Job: Without the pictures, output the records below word for word.

[Entries with figure data]

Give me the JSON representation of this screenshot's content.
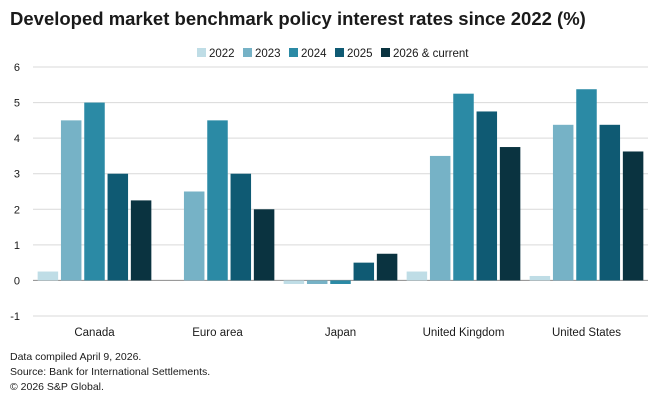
{
  "chart_data": {
    "type": "bar",
    "title": "Developed market benchmark policy interest rates since 2022 (%)",
    "xlabel": "",
    "ylabel": "",
    "ylim": [
      -1,
      6
    ],
    "yticks": [
      "-1",
      "0",
      "1",
      "2",
      "3",
      "4",
      "5",
      "6"
    ],
    "categories": [
      "Canada",
      "Euro area",
      "Japan",
      "United Kingdom",
      "United States"
    ],
    "series": [
      {
        "name": "2022",
        "color": "#bfdde6",
        "values": [
          0.25,
          0,
          -0.1,
          0.25,
          0.125
        ]
      },
      {
        "name": "2023",
        "color": "#76b2c6",
        "values": [
          4.5,
          2.5,
          -0.1,
          3.5,
          4.375
        ]
      },
      {
        "name": "2024",
        "color": "#2b8aa5",
        "values": [
          5.0,
          4.5,
          -0.1,
          5.25,
          5.375
        ]
      },
      {
        "name": "2025",
        "color": "#0f5a73",
        "values": [
          3.0,
          3.0,
          0.5,
          4.75,
          4.375
        ]
      },
      {
        "name": "2026 & current",
        "color": "#0a3340",
        "values": [
          2.25,
          2.0,
          0.75,
          3.75,
          3.625
        ]
      }
    ],
    "grid": true,
    "legend": "top-right"
  },
  "footer": {
    "compiled": "Data compiled April 9, 2026.",
    "source": "Source: Bank for International Settlements.",
    "copyright": "© 2026 S&P Global."
  }
}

Exercise result:
Give me the JSON representation of this screenshot's content.
{
  "chart_data": {
    "type": "bar",
    "title": "Developed market benchmark policy interest rates since 2022 (%)",
    "xlabel": "",
    "ylabel": "",
    "ylim": [
      -1,
      6
    ],
    "yticks": [
      "-1",
      "0",
      "1",
      "2",
      "3",
      "4",
      "5",
      "6"
    ],
    "categories": [
      "Canada",
      "Euro area",
      "Japan",
      "United Kingdom",
      "United States"
    ],
    "series": [
      {
        "name": "2022",
        "color": "#bfdde6",
        "values": [
          0.25,
          0,
          -0.1,
          0.25,
          0.125
        ]
      },
      {
        "name": "2023",
        "color": "#76b2c6",
        "values": [
          4.5,
          2.5,
          -0.1,
          3.5,
          4.375
        ]
      },
      {
        "name": "2024",
        "color": "#2b8aa5",
        "values": [
          5.0,
          4.5,
          -0.1,
          5.25,
          5.375
        ]
      },
      {
        "name": "2025",
        "color": "#0f5a73",
        "values": [
          3.0,
          3.0,
          0.5,
          4.75,
          4.375
        ]
      },
      {
        "name": "2026 & current",
        "color": "#0a3340",
        "values": [
          2.25,
          2.0,
          0.75,
          3.75,
          3.625
        ]
      }
    ],
    "grid": true,
    "legend": "top-right"
  },
  "footer": {
    "compiled": "Data compiled April 9, 2026.",
    "source": "Source: Bank for International Settlements.",
    "copyright": "© 2026 S&P Global."
  }
}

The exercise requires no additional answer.